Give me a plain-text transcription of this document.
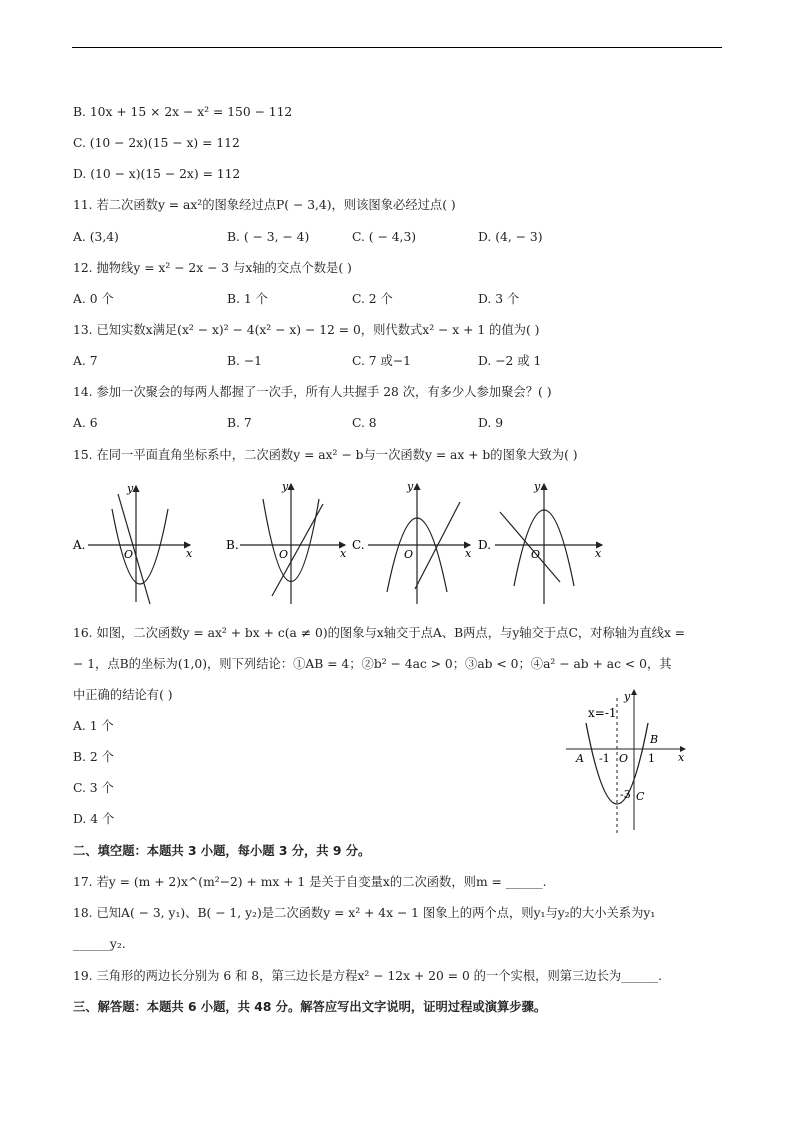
B. 10x + 15 × 2x − x² = 150 − 112
C. (10 − 2x)(15 − x) = 112
D. (10 − x)(15 − 2x) = 112
11. 若二次函数y = ax²的图象经过点P( − 3,4)，则该图象必经过点( )
A. (3,4)	B. ( − 3, − 4)	C. ( − 4,3)	D. (4, − 3)
12. 抛物线y = x² − 2x − 3 与x轴的交点个数是( )
A. 0 个	B. 1 个	C. 2 个	D. 3 个
13. 已知实数x满足(x² − x)² − 4(x² − x) − 12 = 0，则代数式x² − x + 1 的值为( )
A. 7	B. −1	C. 7 或−1	D. −2 或 1
14. 参加一次聚会的每两人都握了一次手，所有人共握手 28 次，有多少人参加聚会？( )
A. 6	B. 7	C. 8	D. 9
15. 在同一平面直角坐标系中，二次函数y = ax² − b与一次函数y = ax + b的图象大致为( )
A.
y
x
O
B.
y
x
O
C.
y
x
O
D.
y
x
O
16. 如图，二次函数y = ax² + bx + c(a ≠ 0)的图象与x轴交于点A、B两点，与y轴交于点C，对称轴为直线x =
− 1，点B的坐标为(1,0)，则下列结论：①AB = 4；②b² − 4ac > 0；③ab < 0；④a² − ab + ac < 0，其
中正确的结论有( )
A. 1 个
B. 2 个
C. 3 个
D. 4 个
x=-1
y
x
A -1 O 1
B
-3 C
二、填空题：本题共 3 小题，每小题 3 分，共 9 分。
17. 若y = (m + 2)x^(m²−2) + mx + 1 是关于自变量x的二次函数，则m = ______.
18. 已知A( − 3, y₁)、B( − 1, y₂)是二次函数y = x² + 4x − 1 图象上的两个点，则y₁与y₂的大小关系为y₁
______y₂.
19. 三角形的两边长分别为 6 和 8，第三边长是方程x² − 12x + 20 = 0 的一个实根，则第三边长为______.
三、解答题：本题共 6 小题，共 48 分。解答应写出文字说明，证明过程或演算步骤。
..........
Task statement: Leave out the pictures and transcribe everything else exactly.

Exercise result:
Give me a plain-text transcription of this document.
B. 10x + 15 × 2x − x² = 150 − 112
C. (10 − 2x)(15 − x) = 112
D. (10 − x)(15 − 2x) = 112
11. 若二次函数y = ax²的图象经过点P( − 3,4)，则该图象必经过点( )
A. (3,4)	B. ( − 3, − 4)	C. ( − 4,3)	D. (4, − 3)
12. 抛物线y = x² − 2x − 3 与x轴的交点个数是( )
A. 0 个	B. 1 个	C. 2 个	D. 3 个
13. 已知实数x满足(x² − x)² − 4(x² − x) − 12 = 0，则代数式x² − x + 1 的值为( )
A. 7	B. −1	C. 7 或−1	D. −2 或 1
14. 参加一次聚会的每两人都握了一次手，所有人共握手 28 次，有多少人参加聚会？( )
A. 6	B. 7	C. 8	D. 9
15. 在同一平面直角坐标系中，二次函数y = ax² − b与一次函数y = ax + b的图象大致为( )
A.
y
x
O
B.
y
x
O
C.
y
x
O
D.
y
x
O
16. 如图，二次函数y = ax² + bx + c(a ≠ 0)的图象与x轴交于点A、B两点，与y轴交于点C，对称轴为直线x =
− 1，点B的坐标为(1,0)，则下列结论：①AB = 4；②b² − 4ac > 0；③ab < 0；④a² − ab + ac < 0，其
中正确的结论有( )
A. 1 个
B. 2 个
C. 3 个
D. 4 个
x=-1
y
x
A -1 O 1
B
-3 C
二、填空题：本题共 3 小题，每小题 3 分，共 9 分。
17. 若y = (m + 2)x^(m²−2) + mx + 1 是关于自变量x的二次函数，则m = ______.
18. 已知A( − 3, y₁)、B( − 1, y₂)是二次函数y = x² + 4x − 1 图象上的两个点，则y₁与y₂的大小关系为y₁
______y₂.
19. 三角形的两边长分别为 6 和 8，第三边长是方程x² − 12x + 20 = 0 的一个实根，则第三边长为______.
三、解答题：本题共 6 小题，共 48 分。解答应写出文字说明，证明过程或演算步骤。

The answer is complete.